[START OF Data shown]

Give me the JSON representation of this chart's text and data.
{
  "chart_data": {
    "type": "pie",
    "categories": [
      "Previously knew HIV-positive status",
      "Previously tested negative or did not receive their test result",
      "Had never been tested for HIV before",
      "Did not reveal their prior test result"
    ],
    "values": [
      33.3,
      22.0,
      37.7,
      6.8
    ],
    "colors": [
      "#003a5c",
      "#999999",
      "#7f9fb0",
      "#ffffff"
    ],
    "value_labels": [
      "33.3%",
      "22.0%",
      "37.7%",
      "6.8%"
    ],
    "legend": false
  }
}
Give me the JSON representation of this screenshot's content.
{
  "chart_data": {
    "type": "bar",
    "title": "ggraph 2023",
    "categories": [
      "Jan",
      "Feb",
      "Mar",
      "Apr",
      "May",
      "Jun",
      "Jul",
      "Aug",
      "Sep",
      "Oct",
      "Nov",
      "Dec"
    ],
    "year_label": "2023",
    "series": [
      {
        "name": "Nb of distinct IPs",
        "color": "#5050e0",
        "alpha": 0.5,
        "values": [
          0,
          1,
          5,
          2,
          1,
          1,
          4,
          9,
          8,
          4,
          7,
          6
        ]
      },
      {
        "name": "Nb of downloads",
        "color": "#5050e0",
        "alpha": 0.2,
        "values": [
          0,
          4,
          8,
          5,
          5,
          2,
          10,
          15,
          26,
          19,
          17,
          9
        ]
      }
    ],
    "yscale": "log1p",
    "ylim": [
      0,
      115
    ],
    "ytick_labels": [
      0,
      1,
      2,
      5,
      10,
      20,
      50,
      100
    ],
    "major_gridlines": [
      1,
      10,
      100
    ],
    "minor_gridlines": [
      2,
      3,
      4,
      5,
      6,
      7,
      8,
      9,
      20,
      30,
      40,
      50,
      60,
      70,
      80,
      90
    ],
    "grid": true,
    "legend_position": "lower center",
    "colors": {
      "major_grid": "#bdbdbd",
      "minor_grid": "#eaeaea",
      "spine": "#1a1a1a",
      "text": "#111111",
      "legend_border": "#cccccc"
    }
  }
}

[END OF Data shown]

## Problem details
Find the lines above holding the word "text" and show them.

## Solution to the exercise
Give me the JSON representation of this chart's text and data.
      "text": "#111111",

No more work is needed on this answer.